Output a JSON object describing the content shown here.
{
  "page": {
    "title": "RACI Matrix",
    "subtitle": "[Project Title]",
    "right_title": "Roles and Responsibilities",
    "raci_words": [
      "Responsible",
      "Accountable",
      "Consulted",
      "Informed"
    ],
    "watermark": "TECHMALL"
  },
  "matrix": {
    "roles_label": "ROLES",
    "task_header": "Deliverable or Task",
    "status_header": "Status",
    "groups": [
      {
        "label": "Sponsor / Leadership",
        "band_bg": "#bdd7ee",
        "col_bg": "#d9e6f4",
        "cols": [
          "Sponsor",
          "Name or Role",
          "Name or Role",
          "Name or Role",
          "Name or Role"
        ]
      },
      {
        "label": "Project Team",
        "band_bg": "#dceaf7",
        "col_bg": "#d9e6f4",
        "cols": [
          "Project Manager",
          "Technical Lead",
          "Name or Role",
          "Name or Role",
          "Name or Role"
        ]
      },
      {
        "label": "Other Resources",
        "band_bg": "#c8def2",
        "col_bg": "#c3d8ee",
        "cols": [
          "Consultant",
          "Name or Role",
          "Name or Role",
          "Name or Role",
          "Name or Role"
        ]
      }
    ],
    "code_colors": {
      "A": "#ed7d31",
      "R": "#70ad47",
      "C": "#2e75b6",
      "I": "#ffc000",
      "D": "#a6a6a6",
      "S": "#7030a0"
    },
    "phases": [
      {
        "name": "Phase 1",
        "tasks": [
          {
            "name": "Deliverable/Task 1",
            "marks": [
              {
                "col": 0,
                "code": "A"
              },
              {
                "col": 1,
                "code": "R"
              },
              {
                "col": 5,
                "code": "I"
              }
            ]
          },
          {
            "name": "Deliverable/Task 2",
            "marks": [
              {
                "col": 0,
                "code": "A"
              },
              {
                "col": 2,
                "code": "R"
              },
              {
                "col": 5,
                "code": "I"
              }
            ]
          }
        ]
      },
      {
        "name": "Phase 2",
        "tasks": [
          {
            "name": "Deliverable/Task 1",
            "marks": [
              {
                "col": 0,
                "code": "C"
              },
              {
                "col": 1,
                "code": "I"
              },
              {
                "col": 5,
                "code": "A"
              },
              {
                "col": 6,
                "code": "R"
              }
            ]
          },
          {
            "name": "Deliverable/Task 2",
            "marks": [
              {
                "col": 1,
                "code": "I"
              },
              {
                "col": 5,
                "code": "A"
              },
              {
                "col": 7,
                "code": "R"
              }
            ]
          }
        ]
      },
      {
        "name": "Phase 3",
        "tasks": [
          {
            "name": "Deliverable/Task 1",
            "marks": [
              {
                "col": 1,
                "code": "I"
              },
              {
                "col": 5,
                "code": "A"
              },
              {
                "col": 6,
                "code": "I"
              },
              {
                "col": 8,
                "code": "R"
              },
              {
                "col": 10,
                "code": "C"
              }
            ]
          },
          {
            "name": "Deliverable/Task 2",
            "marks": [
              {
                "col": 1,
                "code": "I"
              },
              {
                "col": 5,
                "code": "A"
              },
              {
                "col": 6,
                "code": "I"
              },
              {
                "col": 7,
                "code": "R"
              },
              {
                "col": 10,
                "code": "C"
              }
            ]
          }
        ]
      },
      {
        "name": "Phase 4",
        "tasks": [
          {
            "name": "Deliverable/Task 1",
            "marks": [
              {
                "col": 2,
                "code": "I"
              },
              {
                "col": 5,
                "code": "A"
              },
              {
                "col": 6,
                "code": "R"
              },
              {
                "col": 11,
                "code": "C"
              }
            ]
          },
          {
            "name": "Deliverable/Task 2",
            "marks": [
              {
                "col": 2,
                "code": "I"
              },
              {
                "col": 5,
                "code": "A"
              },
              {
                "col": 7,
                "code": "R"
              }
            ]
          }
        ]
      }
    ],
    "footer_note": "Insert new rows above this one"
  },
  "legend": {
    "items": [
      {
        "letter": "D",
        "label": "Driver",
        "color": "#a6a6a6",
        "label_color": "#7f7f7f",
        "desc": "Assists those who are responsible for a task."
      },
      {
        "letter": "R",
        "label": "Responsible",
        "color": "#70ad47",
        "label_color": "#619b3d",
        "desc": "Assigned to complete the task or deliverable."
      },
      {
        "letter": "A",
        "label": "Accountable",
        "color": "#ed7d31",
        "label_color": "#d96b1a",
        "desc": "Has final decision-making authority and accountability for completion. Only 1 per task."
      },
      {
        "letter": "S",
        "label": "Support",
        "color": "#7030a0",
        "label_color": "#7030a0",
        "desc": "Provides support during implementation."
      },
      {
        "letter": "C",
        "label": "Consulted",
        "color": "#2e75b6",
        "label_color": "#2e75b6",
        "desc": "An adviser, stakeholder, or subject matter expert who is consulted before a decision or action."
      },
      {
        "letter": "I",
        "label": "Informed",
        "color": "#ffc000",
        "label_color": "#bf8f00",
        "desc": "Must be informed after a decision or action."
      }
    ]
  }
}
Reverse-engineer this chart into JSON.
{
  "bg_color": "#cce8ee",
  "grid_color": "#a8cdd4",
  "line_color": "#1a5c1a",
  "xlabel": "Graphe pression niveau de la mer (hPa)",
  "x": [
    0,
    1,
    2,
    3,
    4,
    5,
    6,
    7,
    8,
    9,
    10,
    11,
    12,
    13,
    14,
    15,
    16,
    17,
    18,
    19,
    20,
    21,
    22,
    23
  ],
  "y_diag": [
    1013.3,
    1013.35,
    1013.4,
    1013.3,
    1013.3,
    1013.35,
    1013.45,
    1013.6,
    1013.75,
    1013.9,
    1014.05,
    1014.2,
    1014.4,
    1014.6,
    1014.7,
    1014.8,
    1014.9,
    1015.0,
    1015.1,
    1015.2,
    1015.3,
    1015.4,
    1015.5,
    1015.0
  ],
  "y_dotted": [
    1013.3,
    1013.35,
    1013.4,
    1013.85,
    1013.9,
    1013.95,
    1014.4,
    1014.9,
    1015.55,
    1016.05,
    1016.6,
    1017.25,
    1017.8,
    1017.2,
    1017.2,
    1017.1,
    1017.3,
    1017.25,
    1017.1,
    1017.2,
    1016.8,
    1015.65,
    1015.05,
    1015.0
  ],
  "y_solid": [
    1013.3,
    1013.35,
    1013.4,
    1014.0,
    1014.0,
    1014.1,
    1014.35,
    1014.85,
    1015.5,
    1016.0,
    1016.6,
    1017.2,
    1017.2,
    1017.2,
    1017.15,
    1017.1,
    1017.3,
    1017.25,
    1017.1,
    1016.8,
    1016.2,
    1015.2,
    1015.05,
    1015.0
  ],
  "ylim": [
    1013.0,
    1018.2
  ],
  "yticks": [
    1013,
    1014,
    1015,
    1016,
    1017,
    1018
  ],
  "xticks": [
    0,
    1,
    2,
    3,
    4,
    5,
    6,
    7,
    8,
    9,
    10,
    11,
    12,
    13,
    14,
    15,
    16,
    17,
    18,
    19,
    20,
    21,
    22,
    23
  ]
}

=-=-=

**Required work**.
Give back exactly the lines beginning at the one with "Reverse-engineer this chart into JSON." and ending at the final line of the material; both boundary lines belong in it.

**Reply to the exercise**.
Reverse-engineer this chart into JSON.
{
  "bg_color": "#cce8ee",
  "grid_color": "#a8cdd4",
  "line_color": "#1a5c1a",
  "xlabel": "Graphe pression niveau de la mer (hPa)",
  "x": [
    0,
    1,
    2,
    3,
    4,
    5,
    6,
    7,
    8,
    9,
    10,
    11,
    12,
    13,
    14,
    15,
    16,
    17,
    18,
    19,
    20,
    21,
    22,
    23
  ],
  "y_diag": [
    1013.3,
    1013.35,
    1013.4,
    1013.3,
    1013.3,
    1013.35,
    1013.45,
    1013.6,
    1013.75,
    1013.9,
    1014.05,
    1014.2,
    1014.4,
    1014.6,
    1014.7,
    1014.8,
    1014.9,
    1015.0,
    1015.1,
    1015.2,
    1015.3,
    1015.4,
    1015.5,
    1015.0
  ],
  "y_dotted": [
    1013.3,
    1013.35,
    1013.4,
    1013.85,
    1013.9,
    1013.95,
    1014.4,
    1014.9,
    1015.55,
    1016.05,
    1016.6,
    1017.25,
    1017.8,
    1017.2,
    1017.2,
    1017.1,
    1017.3,
    1017.25,
    1017.1,
    1017.2,
    1016.8,
    1015.65,
    1015.05,
    1015.0
  ],
  "y_solid": [
    1013.3,
    1013.35,
    1013.4,
    1014.0,
    1014.0,
    1014.1,
    1014.35,
    1014.85,
    1015.5,
    1016.0,
    1016.6,
    1017.2,
    1017.2,
    1017.2,
    1017.15,
    1017.1,
    1017.3,
    1017.25,
    1017.1,
    1016.8,
    1016.2,
    1015.2,
    1015.05,
    1015.0
  ],
  "ylim": [
    1013.0,
    1018.2
  ],
  "yticks": [
    1013,
    1014,
    1015,
    1016,
    1017,
    1018
  ],
  "xticks": [
    0,
    1,
    2,
    3,
    4,
    5,
    6,
    7,
    8,
    9,
    10,
    11,
    12,
    13,
    14,
    15,
    16,
    17,
    18,
    19,
    20,
    21,
    22,
    23
  ]
}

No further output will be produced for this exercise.